* start *

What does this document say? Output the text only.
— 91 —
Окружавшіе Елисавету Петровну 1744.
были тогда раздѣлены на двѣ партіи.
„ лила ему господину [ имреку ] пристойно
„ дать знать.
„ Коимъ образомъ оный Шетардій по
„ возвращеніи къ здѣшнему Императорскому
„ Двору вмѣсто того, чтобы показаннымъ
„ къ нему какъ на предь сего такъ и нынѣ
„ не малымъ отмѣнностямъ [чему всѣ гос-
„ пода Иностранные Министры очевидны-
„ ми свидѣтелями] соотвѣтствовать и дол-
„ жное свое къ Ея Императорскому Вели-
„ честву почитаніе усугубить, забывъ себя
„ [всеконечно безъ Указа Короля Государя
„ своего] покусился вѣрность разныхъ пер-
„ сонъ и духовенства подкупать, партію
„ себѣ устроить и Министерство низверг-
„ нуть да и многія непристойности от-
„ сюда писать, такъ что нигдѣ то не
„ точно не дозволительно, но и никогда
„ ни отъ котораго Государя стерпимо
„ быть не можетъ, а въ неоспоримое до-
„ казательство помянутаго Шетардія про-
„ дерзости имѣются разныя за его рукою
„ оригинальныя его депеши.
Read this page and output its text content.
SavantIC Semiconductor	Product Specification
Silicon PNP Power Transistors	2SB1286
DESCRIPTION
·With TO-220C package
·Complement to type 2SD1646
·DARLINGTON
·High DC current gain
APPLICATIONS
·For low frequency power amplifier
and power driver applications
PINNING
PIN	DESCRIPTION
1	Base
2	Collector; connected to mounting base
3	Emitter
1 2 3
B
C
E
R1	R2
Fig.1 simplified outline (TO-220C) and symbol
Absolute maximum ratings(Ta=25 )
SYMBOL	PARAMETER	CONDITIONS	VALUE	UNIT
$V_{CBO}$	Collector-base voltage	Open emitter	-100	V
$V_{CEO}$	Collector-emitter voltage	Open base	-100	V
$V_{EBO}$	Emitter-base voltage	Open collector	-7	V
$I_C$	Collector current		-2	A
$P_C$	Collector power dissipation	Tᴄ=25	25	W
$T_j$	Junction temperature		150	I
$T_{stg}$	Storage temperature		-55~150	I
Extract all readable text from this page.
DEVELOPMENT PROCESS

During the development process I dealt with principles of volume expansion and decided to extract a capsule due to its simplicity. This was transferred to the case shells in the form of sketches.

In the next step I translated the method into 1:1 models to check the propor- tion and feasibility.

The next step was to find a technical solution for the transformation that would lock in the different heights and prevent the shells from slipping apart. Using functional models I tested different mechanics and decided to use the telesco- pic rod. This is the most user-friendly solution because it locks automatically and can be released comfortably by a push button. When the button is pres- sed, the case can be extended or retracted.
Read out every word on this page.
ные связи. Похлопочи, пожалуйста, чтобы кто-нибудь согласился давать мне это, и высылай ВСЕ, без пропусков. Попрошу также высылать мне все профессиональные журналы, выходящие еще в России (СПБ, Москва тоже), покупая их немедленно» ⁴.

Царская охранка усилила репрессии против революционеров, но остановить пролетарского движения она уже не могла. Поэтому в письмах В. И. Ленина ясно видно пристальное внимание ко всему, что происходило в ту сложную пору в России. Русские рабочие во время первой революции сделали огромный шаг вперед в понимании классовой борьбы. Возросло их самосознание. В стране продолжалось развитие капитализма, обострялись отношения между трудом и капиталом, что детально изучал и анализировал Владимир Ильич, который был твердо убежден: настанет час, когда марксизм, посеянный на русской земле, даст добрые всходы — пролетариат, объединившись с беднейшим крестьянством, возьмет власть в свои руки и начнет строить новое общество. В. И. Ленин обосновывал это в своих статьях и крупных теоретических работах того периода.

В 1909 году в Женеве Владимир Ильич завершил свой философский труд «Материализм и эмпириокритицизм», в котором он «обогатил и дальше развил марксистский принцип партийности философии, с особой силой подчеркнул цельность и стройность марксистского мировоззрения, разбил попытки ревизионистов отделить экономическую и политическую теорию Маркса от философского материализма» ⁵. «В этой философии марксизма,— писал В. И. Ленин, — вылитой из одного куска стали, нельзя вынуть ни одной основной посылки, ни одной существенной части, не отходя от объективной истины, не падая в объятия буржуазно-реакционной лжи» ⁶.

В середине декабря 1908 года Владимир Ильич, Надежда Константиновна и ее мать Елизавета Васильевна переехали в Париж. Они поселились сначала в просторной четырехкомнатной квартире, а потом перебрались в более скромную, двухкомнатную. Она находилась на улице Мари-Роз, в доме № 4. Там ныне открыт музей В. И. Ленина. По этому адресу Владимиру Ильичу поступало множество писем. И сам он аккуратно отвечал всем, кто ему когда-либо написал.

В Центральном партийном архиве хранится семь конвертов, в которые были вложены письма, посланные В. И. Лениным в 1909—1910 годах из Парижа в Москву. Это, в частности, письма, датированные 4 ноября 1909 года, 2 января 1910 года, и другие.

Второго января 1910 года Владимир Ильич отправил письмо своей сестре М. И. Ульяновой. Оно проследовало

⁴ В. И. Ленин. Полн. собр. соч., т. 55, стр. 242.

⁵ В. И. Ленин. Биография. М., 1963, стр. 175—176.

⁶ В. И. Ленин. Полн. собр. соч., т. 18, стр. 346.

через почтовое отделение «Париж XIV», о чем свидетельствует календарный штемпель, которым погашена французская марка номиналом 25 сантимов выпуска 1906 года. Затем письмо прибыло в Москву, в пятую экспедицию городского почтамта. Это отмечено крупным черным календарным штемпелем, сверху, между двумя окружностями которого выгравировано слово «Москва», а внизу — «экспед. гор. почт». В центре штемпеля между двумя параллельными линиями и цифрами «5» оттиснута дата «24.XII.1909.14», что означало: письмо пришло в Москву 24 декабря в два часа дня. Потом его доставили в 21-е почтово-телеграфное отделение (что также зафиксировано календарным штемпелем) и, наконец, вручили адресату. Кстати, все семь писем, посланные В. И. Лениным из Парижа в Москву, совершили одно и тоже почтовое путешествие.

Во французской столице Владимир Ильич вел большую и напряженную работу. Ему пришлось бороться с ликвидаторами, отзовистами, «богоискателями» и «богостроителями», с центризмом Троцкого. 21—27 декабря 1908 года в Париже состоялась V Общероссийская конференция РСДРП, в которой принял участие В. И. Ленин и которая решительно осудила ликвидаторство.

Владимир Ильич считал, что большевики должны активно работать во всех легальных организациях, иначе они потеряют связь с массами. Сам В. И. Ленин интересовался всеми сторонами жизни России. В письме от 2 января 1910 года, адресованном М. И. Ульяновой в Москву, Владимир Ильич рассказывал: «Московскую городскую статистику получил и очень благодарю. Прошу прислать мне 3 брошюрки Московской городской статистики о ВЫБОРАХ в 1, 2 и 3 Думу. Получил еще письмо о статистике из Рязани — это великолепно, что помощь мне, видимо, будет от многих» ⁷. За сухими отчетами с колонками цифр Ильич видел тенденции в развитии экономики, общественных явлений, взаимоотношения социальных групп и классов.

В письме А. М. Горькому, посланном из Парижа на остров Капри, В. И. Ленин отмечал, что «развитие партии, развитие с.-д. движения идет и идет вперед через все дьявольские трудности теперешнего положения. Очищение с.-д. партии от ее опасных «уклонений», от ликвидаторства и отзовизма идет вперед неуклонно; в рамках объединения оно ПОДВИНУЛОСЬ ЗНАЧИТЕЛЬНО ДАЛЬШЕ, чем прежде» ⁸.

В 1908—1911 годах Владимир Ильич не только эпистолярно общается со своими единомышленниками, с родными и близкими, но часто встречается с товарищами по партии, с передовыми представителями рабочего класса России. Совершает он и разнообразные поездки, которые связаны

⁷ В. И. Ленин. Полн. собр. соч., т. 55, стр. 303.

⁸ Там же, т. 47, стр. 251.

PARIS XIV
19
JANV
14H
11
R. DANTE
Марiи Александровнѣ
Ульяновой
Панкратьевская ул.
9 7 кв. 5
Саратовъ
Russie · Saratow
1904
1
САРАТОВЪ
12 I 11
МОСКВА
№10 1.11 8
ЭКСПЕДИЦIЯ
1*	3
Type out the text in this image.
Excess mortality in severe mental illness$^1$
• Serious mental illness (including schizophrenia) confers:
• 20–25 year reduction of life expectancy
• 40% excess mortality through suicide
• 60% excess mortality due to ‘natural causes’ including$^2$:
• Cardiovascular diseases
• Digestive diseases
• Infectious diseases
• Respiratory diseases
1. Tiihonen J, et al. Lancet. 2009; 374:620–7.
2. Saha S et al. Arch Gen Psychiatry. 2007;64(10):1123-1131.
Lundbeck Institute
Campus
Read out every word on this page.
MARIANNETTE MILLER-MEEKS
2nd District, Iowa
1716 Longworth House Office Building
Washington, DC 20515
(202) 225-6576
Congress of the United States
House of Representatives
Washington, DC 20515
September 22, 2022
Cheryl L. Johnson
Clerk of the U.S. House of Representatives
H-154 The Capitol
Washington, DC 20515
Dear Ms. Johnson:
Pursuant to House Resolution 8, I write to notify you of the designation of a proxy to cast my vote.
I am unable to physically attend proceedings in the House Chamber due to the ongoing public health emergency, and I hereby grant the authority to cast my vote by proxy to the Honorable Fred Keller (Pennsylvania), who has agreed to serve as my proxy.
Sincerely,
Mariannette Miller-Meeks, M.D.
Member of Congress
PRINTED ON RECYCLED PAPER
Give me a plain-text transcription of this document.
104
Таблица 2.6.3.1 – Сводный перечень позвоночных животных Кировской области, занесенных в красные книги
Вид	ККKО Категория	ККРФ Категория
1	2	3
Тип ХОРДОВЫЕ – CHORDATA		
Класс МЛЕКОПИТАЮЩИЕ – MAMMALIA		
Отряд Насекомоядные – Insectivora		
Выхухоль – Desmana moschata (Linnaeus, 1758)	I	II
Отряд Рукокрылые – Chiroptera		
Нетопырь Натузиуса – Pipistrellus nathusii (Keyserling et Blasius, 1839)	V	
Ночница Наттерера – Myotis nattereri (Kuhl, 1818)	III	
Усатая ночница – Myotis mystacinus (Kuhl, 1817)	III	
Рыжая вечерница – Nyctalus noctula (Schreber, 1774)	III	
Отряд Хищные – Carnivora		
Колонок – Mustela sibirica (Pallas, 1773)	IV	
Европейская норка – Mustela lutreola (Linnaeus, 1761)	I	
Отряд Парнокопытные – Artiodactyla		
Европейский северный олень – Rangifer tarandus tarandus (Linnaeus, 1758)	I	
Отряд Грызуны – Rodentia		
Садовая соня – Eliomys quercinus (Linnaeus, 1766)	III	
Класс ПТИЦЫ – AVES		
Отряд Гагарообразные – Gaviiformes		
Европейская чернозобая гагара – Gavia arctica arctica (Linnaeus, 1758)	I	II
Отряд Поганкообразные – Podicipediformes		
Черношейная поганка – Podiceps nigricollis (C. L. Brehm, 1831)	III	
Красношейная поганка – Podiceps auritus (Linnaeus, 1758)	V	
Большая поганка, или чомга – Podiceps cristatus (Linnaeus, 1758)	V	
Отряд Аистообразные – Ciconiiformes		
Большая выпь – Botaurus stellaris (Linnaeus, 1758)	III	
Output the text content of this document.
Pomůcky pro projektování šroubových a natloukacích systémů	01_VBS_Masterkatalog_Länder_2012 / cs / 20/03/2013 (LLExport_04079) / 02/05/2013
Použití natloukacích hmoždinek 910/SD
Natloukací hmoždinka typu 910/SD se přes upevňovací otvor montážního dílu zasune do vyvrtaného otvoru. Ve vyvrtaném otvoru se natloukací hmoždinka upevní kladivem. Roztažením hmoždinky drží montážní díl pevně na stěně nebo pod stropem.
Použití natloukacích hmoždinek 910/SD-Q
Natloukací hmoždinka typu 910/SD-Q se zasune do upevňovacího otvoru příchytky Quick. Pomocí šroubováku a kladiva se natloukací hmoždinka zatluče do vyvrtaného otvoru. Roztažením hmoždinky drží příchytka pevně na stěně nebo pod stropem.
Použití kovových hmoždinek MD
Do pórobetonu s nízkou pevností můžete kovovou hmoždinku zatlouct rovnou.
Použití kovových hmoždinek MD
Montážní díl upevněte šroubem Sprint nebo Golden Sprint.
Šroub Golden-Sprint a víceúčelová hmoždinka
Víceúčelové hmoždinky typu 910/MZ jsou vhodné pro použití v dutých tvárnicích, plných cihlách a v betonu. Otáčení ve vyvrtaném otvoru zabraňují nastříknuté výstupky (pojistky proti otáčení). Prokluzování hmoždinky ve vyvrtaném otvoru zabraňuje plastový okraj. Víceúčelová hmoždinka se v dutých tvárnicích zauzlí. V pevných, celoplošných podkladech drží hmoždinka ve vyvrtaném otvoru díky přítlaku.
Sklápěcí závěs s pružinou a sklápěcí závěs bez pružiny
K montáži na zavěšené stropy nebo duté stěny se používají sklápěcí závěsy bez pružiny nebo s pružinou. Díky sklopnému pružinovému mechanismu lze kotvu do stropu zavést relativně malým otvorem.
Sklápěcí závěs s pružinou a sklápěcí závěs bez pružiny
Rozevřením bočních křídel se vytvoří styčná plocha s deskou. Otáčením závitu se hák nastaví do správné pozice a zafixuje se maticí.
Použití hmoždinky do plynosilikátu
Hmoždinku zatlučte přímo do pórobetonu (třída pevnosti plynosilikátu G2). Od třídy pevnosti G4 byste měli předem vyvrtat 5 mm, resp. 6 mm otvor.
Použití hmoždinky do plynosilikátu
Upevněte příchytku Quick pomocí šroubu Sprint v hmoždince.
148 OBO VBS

* end *

## [Stated problem]
Ascertain the number of lines in the entries that include the word "Myotis", and report only that number.

## [Output for this exercise]
2